Short problem = Your answer should be one number: the count of lines in these entries that hold the word "face".
::::
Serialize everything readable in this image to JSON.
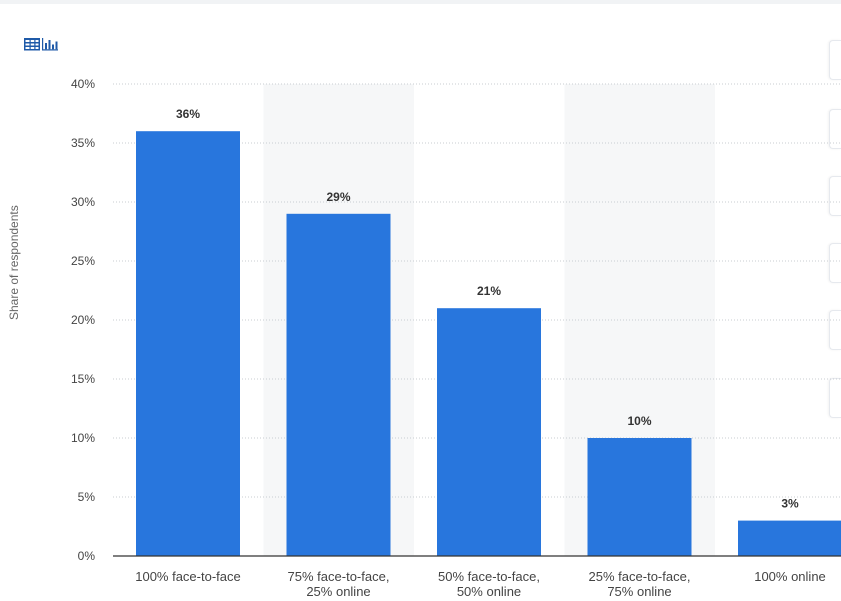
{
  "chart_data": {
    "type": "bar",
    "categories": [
      "100% face-to-face",
      "75% face-to-face,\n25% online",
      "50% face-to-face,\n50% online",
      "25% face-to-face,\n75% online",
      "100% online"
    ],
    "values": [
      36,
      29,
      21,
      10,
      3
    ],
    "value_labels": [
      "36%",
      "29%",
      "21%",
      "10%",
      "3%"
    ],
    "title": "",
    "xlabel": "",
    "ylabel": "Share of respondents",
    "ylim": [
      0,
      40
    ],
    "yticks": [
      0,
      5,
      10,
      15,
      20,
      25,
      30,
      35,
      40
    ],
    "ytick_labels": [
      "0%",
      "5%",
      "10%",
      "15%",
      "20%",
      "25%",
      "30%",
      "35%",
      "40%"
    ],
    "grid": true,
    "alternating_band_categories": [
      1,
      3
    ],
    "colors": {
      "bar": "#2876dd",
      "band": "#f6f7f8",
      "grid": "#c8ccd2",
      "axis": "#333333",
      "tick_label": "#444444",
      "value_label": "#333333"
    }
  },
  "toolbar": {
    "icon": "table-chart-toggle-icon"
  }
}
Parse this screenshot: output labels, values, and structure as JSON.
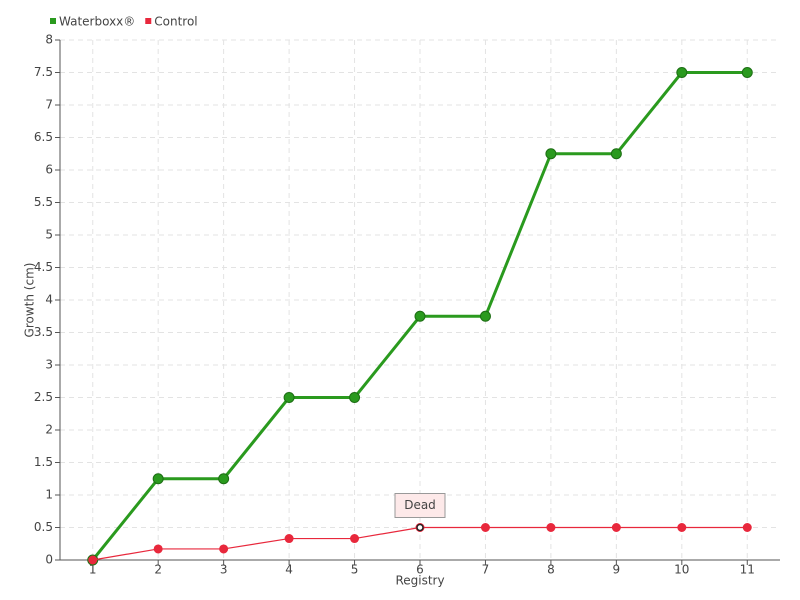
{
  "chart_data": {
    "type": "line",
    "x_label": "Registry",
    "y_label": "Growth (cm)",
    "x": [
      1,
      2,
      3,
      4,
      5,
      6,
      7,
      8,
      9,
      10,
      11
    ],
    "xlim": [
      0.5,
      11.5
    ],
    "xticks": [
      1,
      2,
      3,
      4,
      5,
      6,
      7,
      8,
      9,
      10,
      11
    ],
    "ylim": [
      0,
      8
    ],
    "yticks": [
      0,
      0.5,
      1,
      1.5,
      2,
      2.5,
      3,
      3.5,
      4,
      4.5,
      5,
      5.5,
      6,
      6.5,
      7,
      7.5,
      8
    ],
    "grid": true,
    "legend": "top-left",
    "series": [
      {
        "name": "Waterboxx®",
        "color": "#2a9a1e",
        "values": [
          0,
          1.25,
          1.25,
          2.5,
          2.5,
          3.75,
          3.75,
          6.25,
          6.25,
          7.5,
          7.5
        ]
      },
      {
        "name": "Control",
        "color": "#e8283c",
        "values": [
          0,
          0.17,
          0.17,
          0.33,
          0.33,
          0.5,
          0.5,
          0.5,
          0.5,
          0.5,
          0.5
        ]
      }
    ],
    "annotations": [
      {
        "text": "Dead",
        "x": 6,
        "y": 0.5
      }
    ]
  }
}
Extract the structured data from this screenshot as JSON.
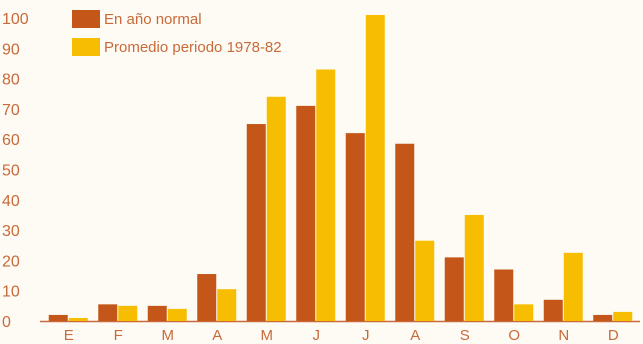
{
  "chart_data": {
    "type": "bar",
    "categories": [
      "E",
      "F",
      "M",
      "A",
      "M",
      "J",
      "J",
      "A",
      "S",
      "O",
      "N",
      "D"
    ],
    "y_ticks": [
      "0",
      "10",
      "20",
      "30",
      "40",
      "50",
      "60",
      "70",
      "80",
      "90",
      "100"
    ],
    "ylim": [
      0,
      100
    ],
    "grid": false,
    "legend_position": "top-left",
    "series": [
      {
        "name": "En año normal",
        "color": "#c4561a",
        "values": [
          2,
          5.5,
          5,
          15.5,
          65,
          71,
          62,
          58.5,
          21,
          17,
          7,
          2
        ]
      },
      {
        "name": "Promedio periodo 1978-82",
        "color": "#f7bd00",
        "values": [
          1,
          5,
          4,
          10.5,
          74,
          83,
          101,
          26.5,
          35,
          5.5,
          22.5,
          3
        ]
      }
    ],
    "title": "",
    "xlabel": "",
    "ylabel": ""
  }
}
::::
Answer for this exercise = 4